======== Task material ========

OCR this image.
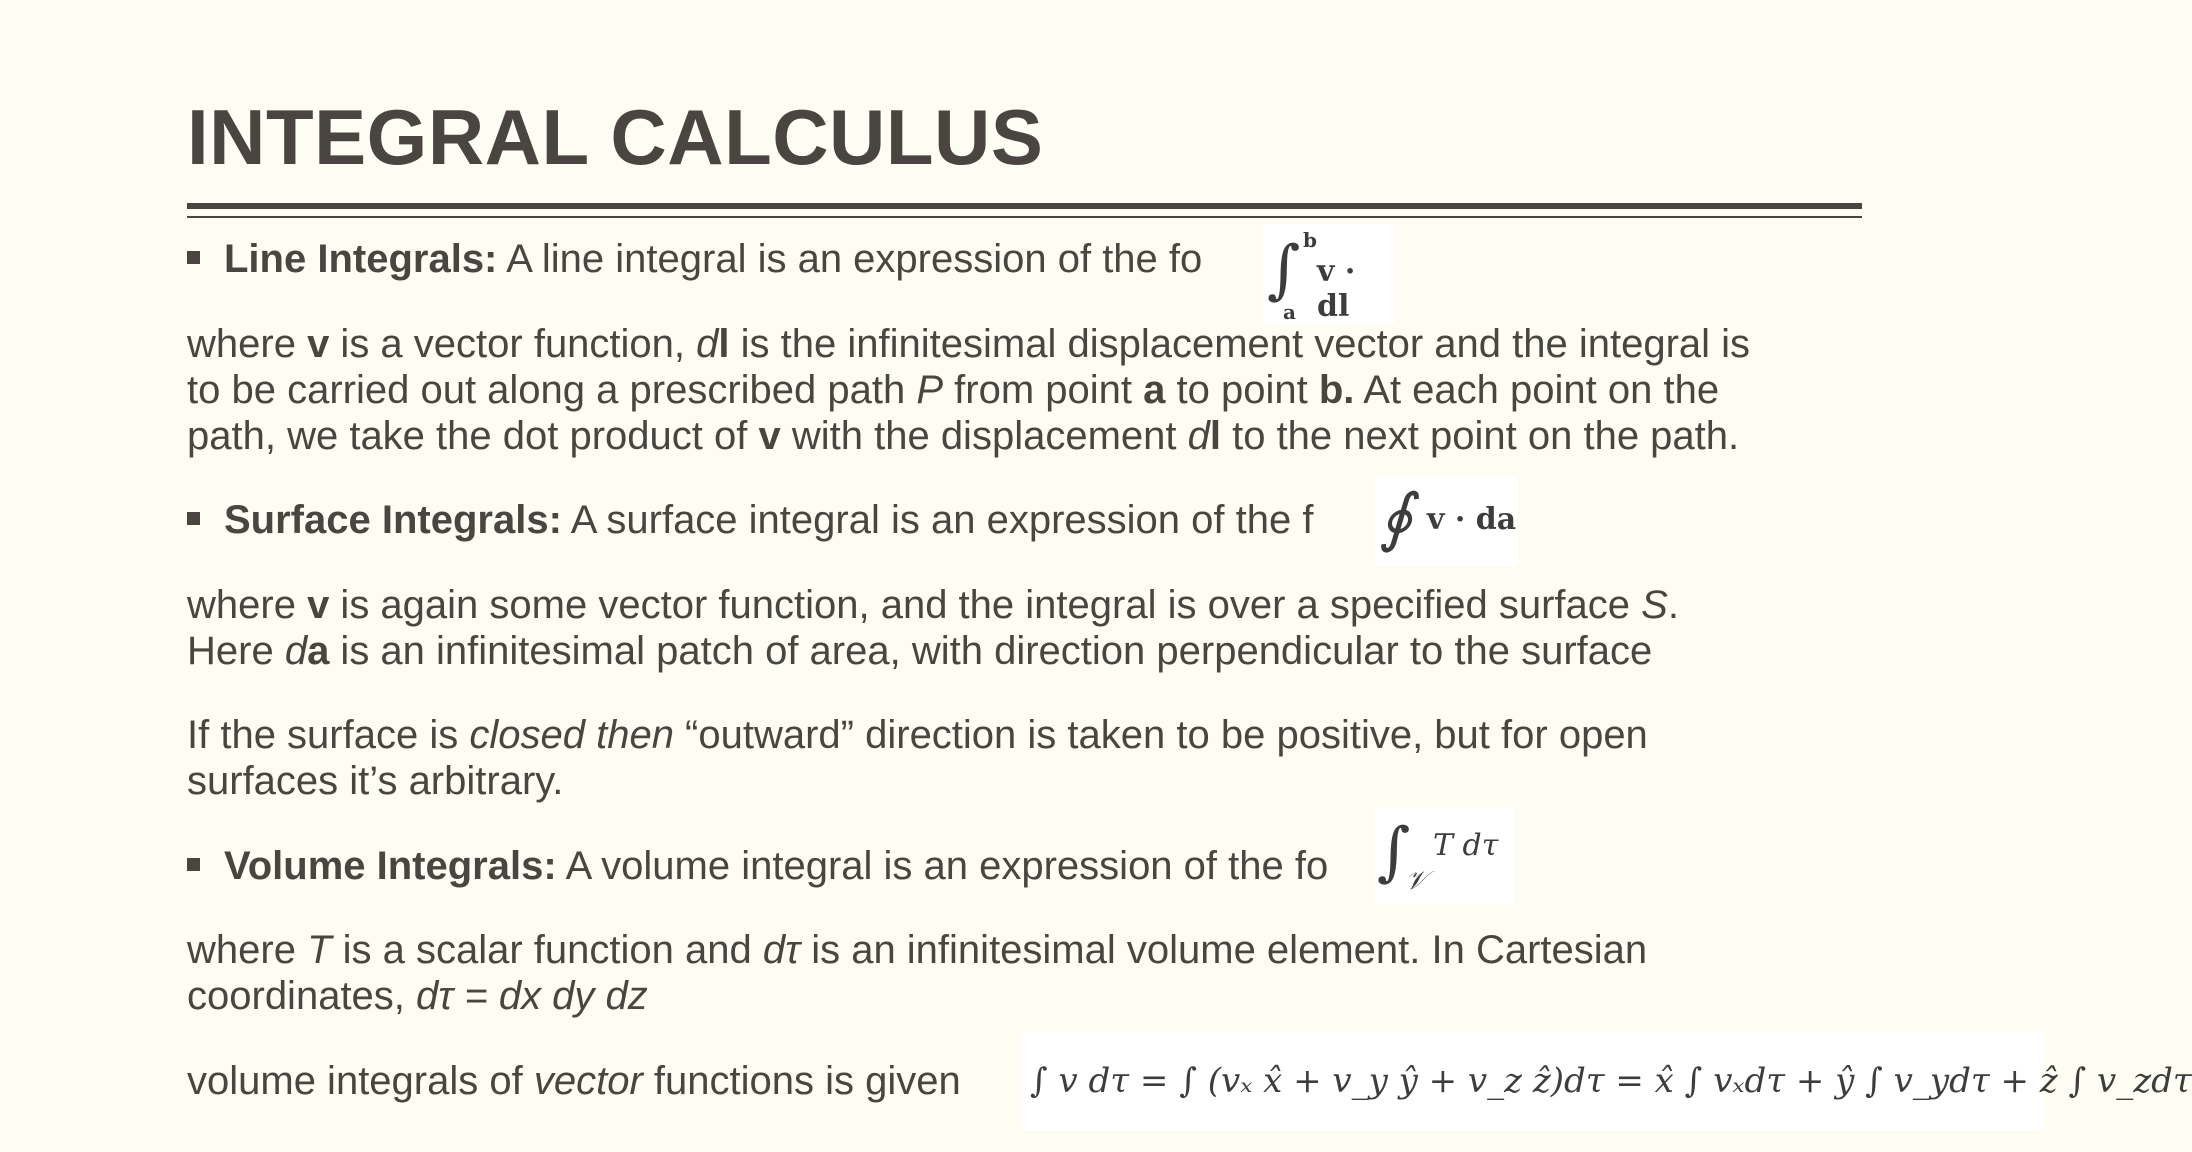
INTEGRAL CALCULUS
Line Integrals: A line integral is an expression of the fo ∫ b
a
v · dl
where v is a vector function, dl is the infinitesimal displacement vector and the integral is
to be carried out along a prescribed path P from point a to point b. At each point on the
path, we take the dot product of v with the displacement dl to the next point on the path.
Surface Integrals: A surface integral is an expression of the f ∮ v · da
where v is again some vector function, and the integral is over a specified surface S.
Here da is an infinitesimal patch of area, with direction perpendicular to the surface
If the surface is closed then “outward” direction is taken to be positive, but for open
surfaces it’s arbitrary.
Volume Integrals: A volume integral is an expression of the fo ∫
𝒱
T dτ
where T is a scalar function and dτ is an infinitesimal volume element. In Cartesian
coordinates, dτ = dx dy dz
volume integrals of vector functions is given ∫ v dτ = ∫ (vₓ x̂ + v_y ŷ + v_z ẑ)dτ = x̂ ∫ vₓdτ + ŷ ∫ v_ydτ + ẑ ∫ v_zdτ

========

• **The task**:
Transcribe all the data word for word; the images stay out.

• **Exercise result**:
OCR this image.
INTEGRAL CALCULUS
Line Integrals: A line integral is an expression of the fo ∫ b
a
v · dl
where v is a vector function, dl is the infinitesimal displacement vector and the integral is
to be carried out along a prescribed path P from point a to point b. At each point on the
path, we take the dot product of v with the displacement dl to the next point on the path.
Surface Integrals: A surface integral is an expression of the f ∮ v · da
where v is again some vector function, and the integral is over a specified surface S.
Here da is an infinitesimal patch of area, with direction perpendicular to the surface
If the surface is closed then “outward” direction is taken to be positive, but for open
surfaces it’s arbitrary.
Volume Integrals: A volume integral is an expression of the fo ∫
𝒱
T dτ
where T is a scalar function and dτ is an infinitesimal volume element. In Cartesian
coordinates, dτ = dx dy dz
volume integrals of vector functions is given ∫ v dτ = ∫ (vₓ x̂ + v_y ŷ + v_z ẑ)dτ = x̂ ∫ vₓdτ + ŷ ∫ v_ydτ + ẑ ∫ v_zdτ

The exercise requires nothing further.